*Dataset listings of figures*:
[START]

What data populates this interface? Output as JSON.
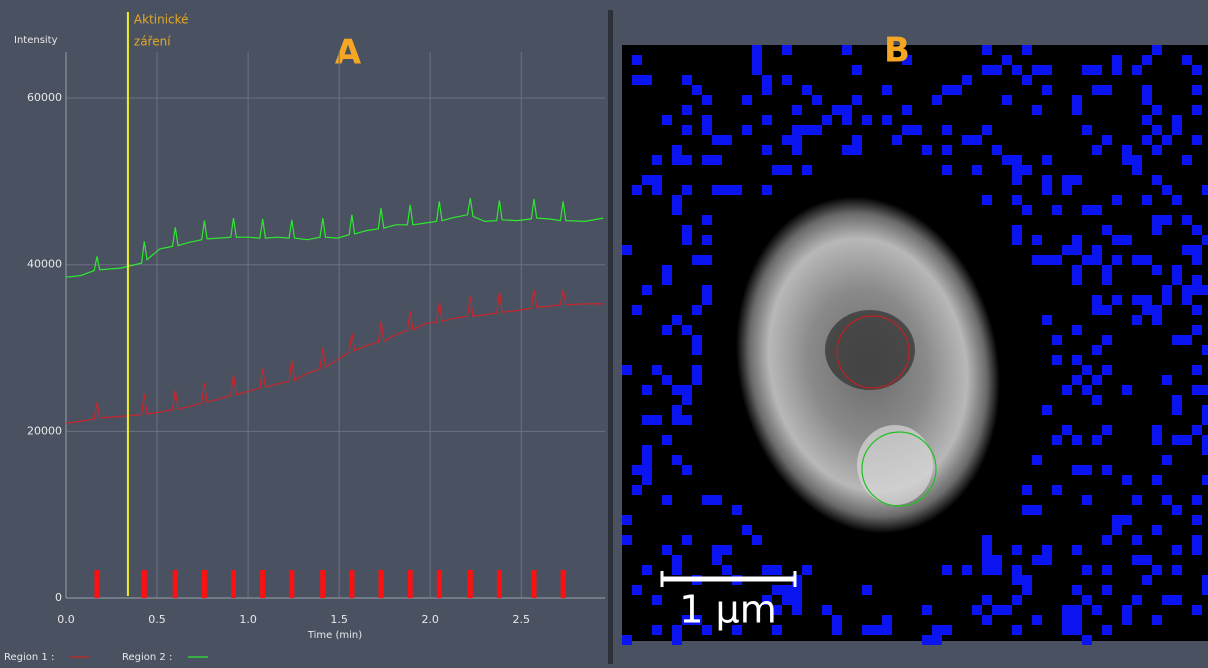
{
  "chart_data": {
    "type": "line",
    "panel_label": "A",
    "ylabel": "Intensity",
    "xlabel": "Time (min)",
    "xlim": [
      0,
      2.96
    ],
    "ylim": [
      0,
      65535
    ],
    "xticks": [
      {
        "value": 0,
        "label": "0.0"
      },
      0.5,
      {
        "value": 1,
        "label": "1.0"
      },
      1.5,
      {
        "value": 2,
        "label": "2.0"
      },
      2.5
    ],
    "yticks": [
      0,
      20000,
      40000,
      60000
    ],
    "grid": true,
    "x": [
      0,
      0.08,
      0.155,
      0.17,
      0.185,
      0.3,
      0.415,
      0.43,
      0.445,
      0.515,
      0.585,
      0.6,
      0.615,
      0.68,
      0.745,
      0.76,
      0.775,
      0.84,
      0.905,
      0.92,
      0.935,
      1.0,
      1.065,
      1.08,
      1.095,
      1.16,
      1.225,
      1.24,
      1.255,
      1.325,
      1.395,
      1.41,
      1.425,
      1.49,
      1.555,
      1.57,
      1.585,
      1.65,
      1.715,
      1.73,
      1.745,
      1.81,
      1.875,
      1.89,
      1.905,
      1.97,
      2.035,
      2.05,
      2.065,
      2.135,
      2.205,
      2.22,
      2.235,
      2.3,
      2.365,
      2.38,
      2.395,
      2.475,
      2.555,
      2.57,
      2.585,
      2.65,
      2.715,
      2.73,
      2.745,
      2.85,
      2.95
    ],
    "series": [
      {
        "name": "Region 1 :",
        "color": "#c8262a",
        "values": [
          21000,
          21200,
          21500,
          23500,
          21600,
          21800,
          22000,
          24500,
          22100,
          22300,
          22600,
          25000,
          22700,
          23000,
          23400,
          25800,
          23500,
          23900,
          24300,
          26800,
          24400,
          24800,
          25200,
          27500,
          25300,
          25700,
          26000,
          28500,
          26100,
          27000,
          27500,
          30000,
          27700,
          28600,
          29500,
          31800,
          29700,
          30300,
          30700,
          33200,
          30800,
          31600,
          32100,
          34400,
          32200,
          32900,
          33100,
          35500,
          33200,
          33600,
          33800,
          36200,
          33800,
          34000,
          34200,
          36800,
          34300,
          34500,
          34800,
          37000,
          34900,
          35000,
          35200,
          37000,
          35200,
          35300,
          35300
        ]
      },
      {
        "name": "Region 2 :",
        "color": "#2ee82e",
        "values": [
          38500,
          38700,
          39300,
          41000,
          39400,
          39600,
          40200,
          42800,
          40600,
          41900,
          42200,
          44500,
          42300,
          42700,
          43000,
          45300,
          43100,
          43200,
          43300,
          45600,
          43300,
          43300,
          43200,
          45500,
          43200,
          43300,
          43200,
          45400,
          43200,
          43000,
          43300,
          45600,
          43300,
          43200,
          43600,
          46000,
          43700,
          44100,
          44300,
          46800,
          44400,
          44800,
          44800,
          47200,
          44800,
          45000,
          45200,
          47600,
          45300,
          45700,
          46000,
          48000,
          45800,
          45200,
          45300,
          47700,
          45400,
          45300,
          45500,
          47900,
          45600,
          45500,
          45300,
          47600,
          45300,
          45200,
          45600
        ]
      }
    ],
    "events": {
      "color": "#ff1010",
      "x": [
        0.17,
        0.43,
        0.6,
        0.76,
        0.92,
        1.08,
        1.24,
        1.41,
        1.57,
        1.73,
        1.89,
        2.05,
        2.22,
        2.38,
        2.57,
        2.73
      ]
    },
    "annotation": {
      "x": 0.34,
      "color": "#f0f020",
      "text": [
        "Aktinické",
        "záření"
      ]
    }
  },
  "panel_b": {
    "label": "B",
    "scale_bar": "1 µm"
  }
}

[END]

Pull out all lines from the entries above in which the word "color" appears.

*Response to the exercise*:
        "color": "#c8262a",
        "color": "#2ee82e",
      "color": "#ff1010",
      "color": "#f0f020",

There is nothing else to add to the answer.